Copy out the listing exactly.

[Dataset entries]
▶

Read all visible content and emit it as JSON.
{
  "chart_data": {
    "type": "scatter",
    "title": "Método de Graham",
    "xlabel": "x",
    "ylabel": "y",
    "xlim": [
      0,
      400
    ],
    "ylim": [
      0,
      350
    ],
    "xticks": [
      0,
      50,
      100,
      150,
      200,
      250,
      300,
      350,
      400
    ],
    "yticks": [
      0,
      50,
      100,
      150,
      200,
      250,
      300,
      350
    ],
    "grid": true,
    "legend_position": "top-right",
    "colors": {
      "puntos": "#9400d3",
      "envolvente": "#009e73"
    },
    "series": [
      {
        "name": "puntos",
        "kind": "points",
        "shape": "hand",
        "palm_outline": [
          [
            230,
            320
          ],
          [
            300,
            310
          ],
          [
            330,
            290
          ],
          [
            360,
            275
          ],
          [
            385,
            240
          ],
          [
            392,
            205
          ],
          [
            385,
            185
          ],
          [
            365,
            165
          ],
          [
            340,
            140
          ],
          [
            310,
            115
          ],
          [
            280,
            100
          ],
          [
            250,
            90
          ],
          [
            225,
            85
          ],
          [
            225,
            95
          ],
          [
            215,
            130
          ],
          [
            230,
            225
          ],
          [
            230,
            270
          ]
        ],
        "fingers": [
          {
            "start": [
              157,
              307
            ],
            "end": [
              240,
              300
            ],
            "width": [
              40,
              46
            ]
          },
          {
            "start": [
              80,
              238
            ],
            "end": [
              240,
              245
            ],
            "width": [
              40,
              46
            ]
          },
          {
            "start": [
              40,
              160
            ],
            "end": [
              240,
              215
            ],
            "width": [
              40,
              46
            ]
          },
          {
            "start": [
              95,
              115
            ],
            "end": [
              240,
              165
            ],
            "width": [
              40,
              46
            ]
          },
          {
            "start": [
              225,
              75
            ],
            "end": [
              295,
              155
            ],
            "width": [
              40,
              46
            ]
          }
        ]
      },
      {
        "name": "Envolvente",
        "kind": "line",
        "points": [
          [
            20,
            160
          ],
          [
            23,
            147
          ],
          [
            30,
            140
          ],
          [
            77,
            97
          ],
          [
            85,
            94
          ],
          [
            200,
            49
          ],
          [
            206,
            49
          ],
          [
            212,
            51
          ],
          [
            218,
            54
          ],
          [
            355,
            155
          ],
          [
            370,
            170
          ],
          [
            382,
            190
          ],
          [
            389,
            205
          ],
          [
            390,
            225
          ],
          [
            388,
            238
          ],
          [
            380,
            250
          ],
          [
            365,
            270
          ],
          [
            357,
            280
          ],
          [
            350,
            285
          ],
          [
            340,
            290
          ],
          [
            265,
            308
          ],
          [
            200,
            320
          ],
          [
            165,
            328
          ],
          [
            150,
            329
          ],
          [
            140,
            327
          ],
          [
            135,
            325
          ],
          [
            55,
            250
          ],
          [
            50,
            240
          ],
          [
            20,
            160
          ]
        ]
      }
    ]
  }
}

◀

● Expected answer:
Read all visible content and emit it as JSON.
{
  "chart_data": {
    "type": "scatter",
    "title": "Método de Graham",
    "xlabel": "x",
    "ylabel": "y",
    "xlim": [
      0,
      400
    ],
    "ylim": [
      0,
      350
    ],
    "xticks": [
      0,
      50,
      100,
      150,
      200,
      250,
      300,
      350,
      400
    ],
    "yticks": [
      0,
      50,
      100,
      150,
      200,
      250,
      300,
      350
    ],
    "grid": true,
    "legend_position": "top-right",
    "colors": {
      "puntos": "#9400d3",
      "envolvente": "#009e73"
    },
    "series": [
      {
        "name": "puntos",
        "kind": "points",
        "shape": "hand",
        "palm_outline": [
          [
            230,
            320
          ],
          [
            300,
            310
          ],
          [
            330,
            290
          ],
          [
            360,
            275
          ],
          [
            385,
            240
          ],
          [
            392,
            205
          ],
          [
            385,
            185
          ],
          [
            365,
            165
          ],
          [
            340,
            140
          ],
          [
            310,
            115
          ],
          [
            280,
            100
          ],
          [
            250,
            90
          ],
          [
            225,
            85
          ],
          [
            225,
            95
          ],
          [
            215,
            130
          ],
          [
            230,
            225
          ],
          [
            230,
            270
          ]
        ],
        "fingers": [
          {
            "start": [
              157,
              307
            ],
            "end": [
              240,
              300
            ],
            "width": [
              40,
              46
            ]
          },
          {
            "start": [
              80,
              238
            ],
            "end": [
              240,
              245
            ],
            "width": [
              40,
              46
            ]
          },
          {
            "start": [
              40,
              160
            ],
            "end": [
              240,
              215
            ],
            "width": [
              40,
              46
            ]
          },
          {
            "start": [
              95,
              115
            ],
            "end": [
              240,
              165
            ],
            "width": [
              40,
              46
            ]
          },
          {
            "start": [
              225,
              75
            ],
            "end": [
              295,
              155
            ],
            "width": [
              40,
              46
            ]
          }
        ]
      },
      {
        "name": "Envolvente",
        "kind": "line",
        "points": [
          [
            20,
            160
          ],
          [
            23,
            147
          ],
          [
            30,
            140
          ],
          [
            77,
            97
          ],
          [
            85,
            94
          ],
          [
            200,
            49
          ],
          [
            206,
            49
          ],
          [
            212,
            51
          ],
          [
            218,
            54
          ],
          [
            355,
            155
          ],
          [
            370,
            170
          ],
          [
            382,
            190
          ],
          [
            389,
            205
          ],
          [
            390,
            225
          ],
          [
            388,
            238
          ],
          [
            380,
            250
          ],
          [
            365,
            270
          ],
          [
            357,
            280
          ],
          [
            350,
            285
          ],
          [
            340,
            290
          ],
          [
            265,
            308
          ],
          [
            200,
            320
          ],
          [
            165,
            328
          ],
          [
            150,
            329
          ],
          [
            140,
            327
          ],
          [
            135,
            325
          ],
          [
            55,
            250
          ],
          [
            50,
            240
          ],
          [
            20,
            160
          ]
        ]
      }
    ]
  }
}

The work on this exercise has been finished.